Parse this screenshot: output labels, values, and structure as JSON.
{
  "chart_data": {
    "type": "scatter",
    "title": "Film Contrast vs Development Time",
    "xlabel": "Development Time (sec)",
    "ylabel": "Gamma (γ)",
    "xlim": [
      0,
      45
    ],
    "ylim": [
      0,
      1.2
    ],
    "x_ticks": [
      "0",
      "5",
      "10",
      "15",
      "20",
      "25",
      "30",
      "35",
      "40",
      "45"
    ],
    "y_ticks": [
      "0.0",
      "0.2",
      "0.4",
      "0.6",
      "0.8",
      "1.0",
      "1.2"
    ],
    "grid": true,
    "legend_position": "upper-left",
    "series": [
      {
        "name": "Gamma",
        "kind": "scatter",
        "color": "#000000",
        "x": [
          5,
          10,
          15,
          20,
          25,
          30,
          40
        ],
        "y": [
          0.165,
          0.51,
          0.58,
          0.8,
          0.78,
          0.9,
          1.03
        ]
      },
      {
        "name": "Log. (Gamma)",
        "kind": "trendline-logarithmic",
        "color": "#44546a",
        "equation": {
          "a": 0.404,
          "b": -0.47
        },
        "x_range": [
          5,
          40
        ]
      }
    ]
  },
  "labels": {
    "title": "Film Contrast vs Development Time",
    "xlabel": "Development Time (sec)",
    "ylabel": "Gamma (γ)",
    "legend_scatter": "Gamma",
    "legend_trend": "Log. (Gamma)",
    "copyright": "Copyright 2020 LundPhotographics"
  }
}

- [Directive]: Make an exact copy of all the data.

- [Finished exercise]:
Parse this screenshot: output labels, values, and structure as JSON.
{
  "chart_data": {
    "type": "scatter",
    "title": "Film Contrast vs Development Time",
    "xlabel": "Development Time (sec)",
    "ylabel": "Gamma (γ)",
    "xlim": [
      0,
      45
    ],
    "ylim": [
      0,
      1.2
    ],
    "x_ticks": [
      "0",
      "5",
      "10",
      "15",
      "20",
      "25",
      "30",
      "35",
      "40",
      "45"
    ],
    "y_ticks": [
      "0.0",
      "0.2",
      "0.4",
      "0.6",
      "0.8",
      "1.0",
      "1.2"
    ],
    "grid": true,
    "legend_position": "upper-left",
    "series": [
      {
        "name": "Gamma",
        "kind": "scatter",
        "color": "#000000",
        "x": [
          5,
          10,
          15,
          20,
          25,
          30,
          40
        ],
        "y": [
          0.165,
          0.51,
          0.58,
          0.8,
          0.78,
          0.9,
          1.03
        ]
      },
      {
        "name": "Log. (Gamma)",
        "kind": "trendline-logarithmic",
        "color": "#44546a",
        "equation": {
          "a": 0.404,
          "b": -0.47
        },
        "x_range": [
          5,
          40
        ]
      }
    ]
  },
  "labels": {
    "title": "Film Contrast vs Development Time",
    "xlabel": "Development Time (sec)",
    "ylabel": "Gamma (γ)",
    "legend_scatter": "Gamma",
    "legend_trend": "Log. (Gamma)",
    "copyright": "Copyright 2020 LundPhotographics"
  }
}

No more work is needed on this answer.